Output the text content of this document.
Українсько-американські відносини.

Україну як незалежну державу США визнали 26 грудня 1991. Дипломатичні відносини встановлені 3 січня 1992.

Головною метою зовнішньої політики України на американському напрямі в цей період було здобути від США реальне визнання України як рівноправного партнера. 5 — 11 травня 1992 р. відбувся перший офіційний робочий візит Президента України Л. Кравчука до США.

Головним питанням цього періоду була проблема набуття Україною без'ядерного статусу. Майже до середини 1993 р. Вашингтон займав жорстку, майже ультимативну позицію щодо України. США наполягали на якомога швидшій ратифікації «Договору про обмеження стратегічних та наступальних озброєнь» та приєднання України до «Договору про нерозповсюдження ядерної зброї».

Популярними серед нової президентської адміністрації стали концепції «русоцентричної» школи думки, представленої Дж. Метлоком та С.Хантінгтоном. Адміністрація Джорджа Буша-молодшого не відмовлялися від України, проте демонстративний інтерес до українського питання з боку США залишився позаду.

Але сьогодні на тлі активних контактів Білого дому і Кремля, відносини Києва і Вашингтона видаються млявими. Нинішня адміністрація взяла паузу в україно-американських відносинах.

====

Go through the listing above and restate it word for word.

## Reply:
Output the text content of this document.
Українсько-американські відносини.

Україну як незалежну державу США визнали 26 грудня 1991. Дипломатичні відносини встановлені 3 січня 1992.

Головною метою зовнішньої політики України на американському напрямі в цей період було здобути від США реальне визнання України як рівноправного партнера. 5 — 11 травня 1992 р. відбувся перший офіційний робочий візит Президента України Л. Кравчука до США.

Головним питанням цього періоду була проблема набуття Україною без'ядерного статусу. Майже до середини 1993 р. Вашингтон займав жорстку, майже ультимативну позицію щодо України. США наполягали на якомога швидшій ратифікації «Договору про обмеження стратегічних та наступальних озброєнь» та приєднання України до «Договору про нерозповсюдження ядерної зброї».

Популярними серед нової президентської адміністрації стали концепції «русоцентричної» школи думки, представленої Дж. Метлоком та С.Хантінгтоном. Адміністрація Джорджа Буша-молодшого не відмовлялися від України, проте демонстративний інтерес до українського питання з боку США залишився позаду.

Але сьогодні на тлі активних контактів Білого дому і Кремля, відносини Києва і Вашингтона видаються млявими. Нинішня адміністрація взяла паузу в україно-американських відносинах.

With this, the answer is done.